## start
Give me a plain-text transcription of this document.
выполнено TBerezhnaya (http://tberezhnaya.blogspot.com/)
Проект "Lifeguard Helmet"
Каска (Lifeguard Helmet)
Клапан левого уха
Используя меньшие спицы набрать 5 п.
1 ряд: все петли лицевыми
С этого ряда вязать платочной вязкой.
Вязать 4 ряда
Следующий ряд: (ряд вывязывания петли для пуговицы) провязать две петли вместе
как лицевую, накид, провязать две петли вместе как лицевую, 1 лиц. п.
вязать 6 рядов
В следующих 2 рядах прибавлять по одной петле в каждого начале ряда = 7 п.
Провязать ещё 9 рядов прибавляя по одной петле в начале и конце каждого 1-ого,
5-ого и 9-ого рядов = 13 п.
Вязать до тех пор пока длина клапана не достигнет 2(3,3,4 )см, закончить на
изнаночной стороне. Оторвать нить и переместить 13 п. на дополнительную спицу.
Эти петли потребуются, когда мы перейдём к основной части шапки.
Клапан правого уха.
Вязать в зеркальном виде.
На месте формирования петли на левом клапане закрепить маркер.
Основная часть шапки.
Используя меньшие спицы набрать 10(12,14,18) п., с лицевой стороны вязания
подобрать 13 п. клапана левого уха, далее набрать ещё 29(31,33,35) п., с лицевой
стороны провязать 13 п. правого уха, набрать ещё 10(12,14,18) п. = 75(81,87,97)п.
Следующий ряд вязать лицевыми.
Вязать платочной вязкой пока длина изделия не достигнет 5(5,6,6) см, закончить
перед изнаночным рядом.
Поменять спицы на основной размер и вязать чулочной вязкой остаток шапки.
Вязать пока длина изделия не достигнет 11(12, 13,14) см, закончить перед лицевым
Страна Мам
## end
▶ [Task prompt]:
Return all of the entries exactly as they were supplied.

▶ [Task output]:
Give me a plain-text transcription of this document.
выполнено TBerezhnaya (http://tberezhnaya.blogspot.com/)
Проект "Lifeguard Helmet"
Каска (Lifeguard Helmet)
Клапан левого уха
Используя меньшие спицы набрать 5 п.
1 ряд: все петли лицевыми
С этого ряда вязать платочной вязкой.
Вязать 4 ряда
Следующий ряд: (ряд вывязывания петли для пуговицы) провязать две петли вместе
как лицевую, накид, провязать две петли вместе как лицевую, 1 лиц. п.
вязать 6 рядов
В следующих 2 рядах прибавлять по одной петле в каждого начале ряда = 7 п.
Провязать ещё 9 рядов прибавляя по одной петле в начале и конце каждого 1-ого,
5-ого и 9-ого рядов = 13 п.
Вязать до тех пор пока длина клапана не достигнет 2(3,3,4 )см, закончить на
изнаночной стороне. Оторвать нить и переместить 13 п. на дополнительную спицу.
Эти петли потребуются, когда мы перейдём к основной части шапки.
Клапан правого уха.
Вязать в зеркальном виде.
На месте формирования петли на левом клапане закрепить маркер.
Основная часть шапки.
Используя меньшие спицы набрать 10(12,14,18) п., с лицевой стороны вязания
подобрать 13 п. клапана левого уха, далее набрать ещё 29(31,33,35) п., с лицевой
стороны провязать 13 п. правого уха, набрать ещё 10(12,14,18) п. = 75(81,87,97)п.
Следующий ряд вязать лицевыми.
Вязать платочной вязкой пока длина изделия не достигнет 5(5,6,6) см, закончить
перед изнаночным рядом.
Поменять спицы на основной размер и вязать чулочной вязкой остаток шапки.
Вязать пока длина изделия не достигнет 11(12, 13,14) см, закончить перед лицевым
Страна Мам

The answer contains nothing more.